▶ WHAT NEEDS TO BE DONE:
Copy each line of the data below with the word "Équipements".

— START OF PROVIDED MATERIAL —

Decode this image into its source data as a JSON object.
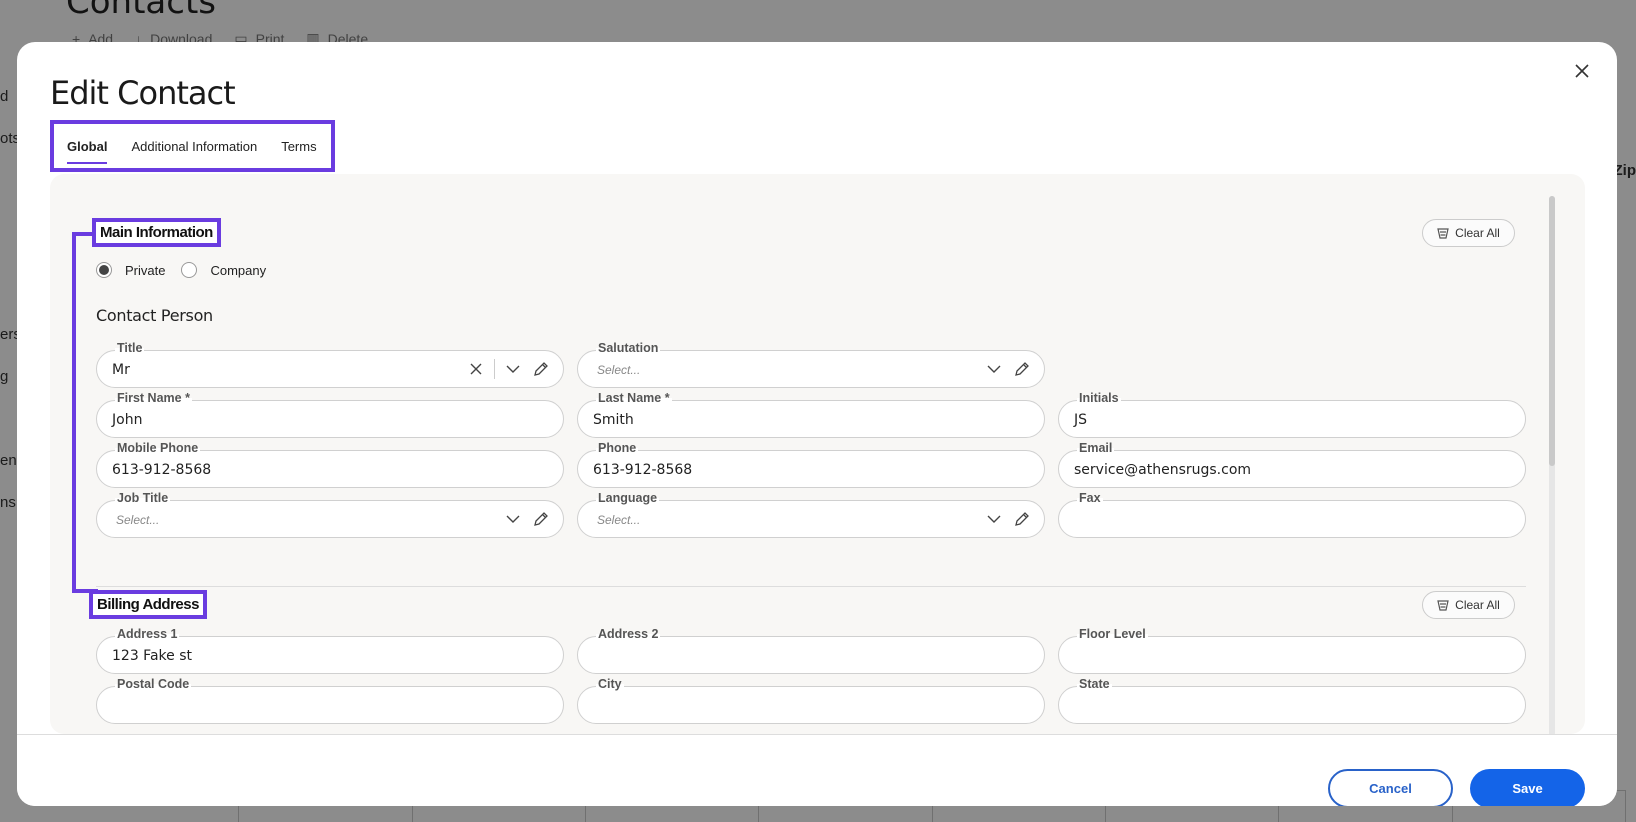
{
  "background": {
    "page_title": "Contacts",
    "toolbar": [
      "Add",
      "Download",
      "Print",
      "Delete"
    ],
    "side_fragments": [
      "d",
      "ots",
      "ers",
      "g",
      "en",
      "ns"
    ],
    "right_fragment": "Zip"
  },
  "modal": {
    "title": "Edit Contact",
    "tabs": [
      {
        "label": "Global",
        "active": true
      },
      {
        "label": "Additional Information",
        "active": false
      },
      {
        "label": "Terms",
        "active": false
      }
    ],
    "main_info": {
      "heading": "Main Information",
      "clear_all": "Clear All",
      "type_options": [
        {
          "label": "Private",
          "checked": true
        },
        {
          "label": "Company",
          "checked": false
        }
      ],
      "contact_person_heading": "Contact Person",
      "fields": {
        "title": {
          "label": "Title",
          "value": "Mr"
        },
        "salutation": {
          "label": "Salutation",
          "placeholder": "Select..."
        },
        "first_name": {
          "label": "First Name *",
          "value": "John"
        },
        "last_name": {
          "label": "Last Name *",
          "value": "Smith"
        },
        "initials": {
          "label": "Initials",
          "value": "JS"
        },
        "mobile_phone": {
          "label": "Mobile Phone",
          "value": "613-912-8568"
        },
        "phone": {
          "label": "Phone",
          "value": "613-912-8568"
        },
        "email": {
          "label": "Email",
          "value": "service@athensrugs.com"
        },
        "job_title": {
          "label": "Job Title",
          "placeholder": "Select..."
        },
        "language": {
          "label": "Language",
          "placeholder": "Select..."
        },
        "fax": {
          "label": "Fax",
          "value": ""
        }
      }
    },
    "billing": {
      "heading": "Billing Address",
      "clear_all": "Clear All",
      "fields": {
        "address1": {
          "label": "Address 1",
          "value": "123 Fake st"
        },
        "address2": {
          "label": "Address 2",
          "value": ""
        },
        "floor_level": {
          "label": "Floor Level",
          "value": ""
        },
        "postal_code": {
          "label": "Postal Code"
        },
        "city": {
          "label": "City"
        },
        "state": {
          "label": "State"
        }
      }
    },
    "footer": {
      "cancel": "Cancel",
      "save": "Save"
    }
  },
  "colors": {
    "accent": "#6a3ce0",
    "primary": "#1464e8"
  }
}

— END OF PROVIDED MATERIAL —
— START OF PROVIDED MATERIAL —

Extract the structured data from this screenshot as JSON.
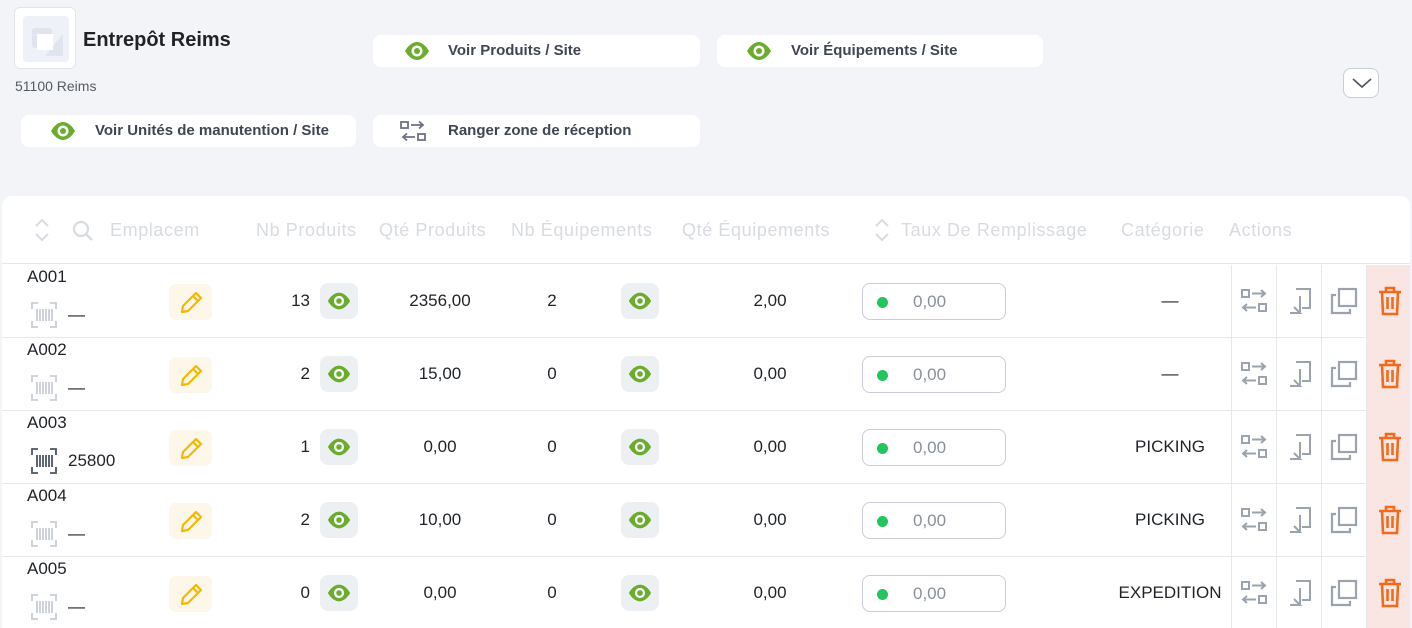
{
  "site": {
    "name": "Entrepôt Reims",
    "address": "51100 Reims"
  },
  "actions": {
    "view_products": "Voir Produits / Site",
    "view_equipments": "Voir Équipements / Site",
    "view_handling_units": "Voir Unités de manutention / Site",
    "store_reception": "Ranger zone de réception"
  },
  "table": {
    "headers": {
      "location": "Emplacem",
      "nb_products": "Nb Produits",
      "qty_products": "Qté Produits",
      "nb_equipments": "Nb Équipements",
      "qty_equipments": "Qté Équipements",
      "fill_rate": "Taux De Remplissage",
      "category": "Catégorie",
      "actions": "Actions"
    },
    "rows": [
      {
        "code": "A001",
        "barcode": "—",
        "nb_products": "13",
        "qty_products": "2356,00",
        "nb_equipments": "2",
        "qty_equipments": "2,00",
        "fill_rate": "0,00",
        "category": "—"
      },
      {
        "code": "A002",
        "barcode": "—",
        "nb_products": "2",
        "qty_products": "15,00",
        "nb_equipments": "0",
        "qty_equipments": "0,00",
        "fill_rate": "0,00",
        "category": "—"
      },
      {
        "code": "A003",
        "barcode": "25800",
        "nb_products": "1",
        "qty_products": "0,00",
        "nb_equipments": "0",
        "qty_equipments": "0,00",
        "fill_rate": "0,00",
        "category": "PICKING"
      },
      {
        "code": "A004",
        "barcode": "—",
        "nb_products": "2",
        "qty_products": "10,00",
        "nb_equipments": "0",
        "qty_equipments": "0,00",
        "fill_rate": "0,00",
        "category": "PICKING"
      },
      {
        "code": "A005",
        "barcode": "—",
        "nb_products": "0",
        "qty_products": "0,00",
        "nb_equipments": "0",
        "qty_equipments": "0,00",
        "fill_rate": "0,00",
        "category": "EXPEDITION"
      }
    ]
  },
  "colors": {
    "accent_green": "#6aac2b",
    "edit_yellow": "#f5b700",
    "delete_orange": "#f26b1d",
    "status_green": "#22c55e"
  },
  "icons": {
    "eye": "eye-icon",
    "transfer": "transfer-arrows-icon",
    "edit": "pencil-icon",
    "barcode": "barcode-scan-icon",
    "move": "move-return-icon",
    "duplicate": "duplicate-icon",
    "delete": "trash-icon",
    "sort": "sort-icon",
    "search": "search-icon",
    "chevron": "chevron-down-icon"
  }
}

— END OF PROVIDED MATERIAL —

▶ REPLY TO THE TASK:
    "view_equipments": "Voir Équipements / Site",
      "nb_equipments": "Nb Équipements",
      "qty_equipments": "Qté Équipements",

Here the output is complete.